START Excerpted records
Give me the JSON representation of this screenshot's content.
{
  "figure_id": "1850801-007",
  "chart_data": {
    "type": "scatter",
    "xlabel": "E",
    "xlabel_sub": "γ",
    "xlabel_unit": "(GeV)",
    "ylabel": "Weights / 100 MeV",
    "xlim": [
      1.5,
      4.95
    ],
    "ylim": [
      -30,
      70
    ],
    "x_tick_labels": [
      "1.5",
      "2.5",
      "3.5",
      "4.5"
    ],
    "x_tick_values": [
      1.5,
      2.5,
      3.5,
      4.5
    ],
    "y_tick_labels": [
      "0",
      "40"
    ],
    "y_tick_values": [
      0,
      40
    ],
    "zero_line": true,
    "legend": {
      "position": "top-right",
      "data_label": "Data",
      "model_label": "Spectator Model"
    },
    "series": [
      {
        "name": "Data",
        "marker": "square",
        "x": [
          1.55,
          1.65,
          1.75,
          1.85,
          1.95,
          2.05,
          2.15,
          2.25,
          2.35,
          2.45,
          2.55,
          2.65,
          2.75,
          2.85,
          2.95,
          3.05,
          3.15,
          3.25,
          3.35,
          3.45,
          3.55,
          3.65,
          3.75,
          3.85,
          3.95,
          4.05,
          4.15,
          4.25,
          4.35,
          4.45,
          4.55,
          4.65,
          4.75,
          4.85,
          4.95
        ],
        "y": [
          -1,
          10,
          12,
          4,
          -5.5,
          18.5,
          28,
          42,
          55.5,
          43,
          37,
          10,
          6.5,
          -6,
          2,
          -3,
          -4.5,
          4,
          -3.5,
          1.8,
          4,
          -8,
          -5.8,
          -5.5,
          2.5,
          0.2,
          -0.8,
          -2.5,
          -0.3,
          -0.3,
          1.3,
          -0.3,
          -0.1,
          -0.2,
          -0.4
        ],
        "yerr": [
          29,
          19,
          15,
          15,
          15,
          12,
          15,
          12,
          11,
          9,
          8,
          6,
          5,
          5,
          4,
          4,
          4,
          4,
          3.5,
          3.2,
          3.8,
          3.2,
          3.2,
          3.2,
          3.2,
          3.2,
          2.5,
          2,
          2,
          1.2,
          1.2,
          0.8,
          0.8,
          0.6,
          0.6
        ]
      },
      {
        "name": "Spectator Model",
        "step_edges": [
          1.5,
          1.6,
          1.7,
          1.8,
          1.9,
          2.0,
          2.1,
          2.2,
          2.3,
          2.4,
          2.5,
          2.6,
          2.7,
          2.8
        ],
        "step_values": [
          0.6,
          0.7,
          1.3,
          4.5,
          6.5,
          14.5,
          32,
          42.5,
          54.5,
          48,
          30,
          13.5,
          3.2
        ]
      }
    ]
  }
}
END Excerpted records
**Exercise description:** Each record above should be restated word for word.

**Written response:**
Give me the JSON representation of this screenshot's content.
{
  "figure_id": "1850801-007",
  "chart_data": {
    "type": "scatter",
    "xlabel": "E",
    "xlabel_sub": "γ",
    "xlabel_unit": "(GeV)",
    "ylabel": "Weights / 100 MeV",
    "xlim": [
      1.5,
      4.95
    ],
    "ylim": [
      -30,
      70
    ],
    "x_tick_labels": [
      "1.5",
      "2.5",
      "3.5",
      "4.5"
    ],
    "x_tick_values": [
      1.5,
      2.5,
      3.5,
      4.5
    ],
    "y_tick_labels": [
      "0",
      "40"
    ],
    "y_tick_values": [
      0,
      40
    ],
    "zero_line": true,
    "legend": {
      "position": "top-right",
      "data_label": "Data",
      "model_label": "Spectator Model"
    },
    "series": [
      {
        "name": "Data",
        "marker": "square",
        "x": [
          1.55,
          1.65,
          1.75,
          1.85,
          1.95,
          2.05,
          2.15,
          2.25,
          2.35,
          2.45,
          2.55,
          2.65,
          2.75,
          2.85,
          2.95,
          3.05,
          3.15,
          3.25,
          3.35,
          3.45,
          3.55,
          3.65,
          3.75,
          3.85,
          3.95,
          4.05,
          4.15,
          4.25,
          4.35,
          4.45,
          4.55,
          4.65,
          4.75,
          4.85,
          4.95
        ],
        "y": [
          -1,
          10,
          12,
          4,
          -5.5,
          18.5,
          28,
          42,
          55.5,
          43,
          37,
          10,
          6.5,
          -6,
          2,
          -3,
          -4.5,
          4,
          -3.5,
          1.8,
          4,
          -8,
          -5.8,
          -5.5,
          2.5,
          0.2,
          -0.8,
          -2.5,
          -0.3,
          -0.3,
          1.3,
          -0.3,
          -0.1,
          -0.2,
          -0.4
        ],
        "yerr": [
          29,
          19,
          15,
          15,
          15,
          12,
          15,
          12,
          11,
          9,
          8,
          6,
          5,
          5,
          4,
          4,
          4,
          4,
          3.5,
          3.2,
          3.8,
          3.2,
          3.2,
          3.2,
          3.2,
          3.2,
          2.5,
          2,
          2,
          1.2,
          1.2,
          0.8,
          0.8,
          0.6,
          0.6
        ]
      },
      {
        "name": "Spectator Model",
        "step_edges": [
          1.5,
          1.6,
          1.7,
          1.8,
          1.9,
          2.0,
          2.1,
          2.2,
          2.3,
          2.4,
          2.5,
          2.6,
          2.7,
          2.8
        ],
        "step_values": [
          0.6,
          0.7,
          1.3,
          4.5,
          6.5,
          14.5,
          32,
          42.5,
          54.5,
          48,
          30,
          13.5,
          3.2
        ]
      }
    ]
  }
}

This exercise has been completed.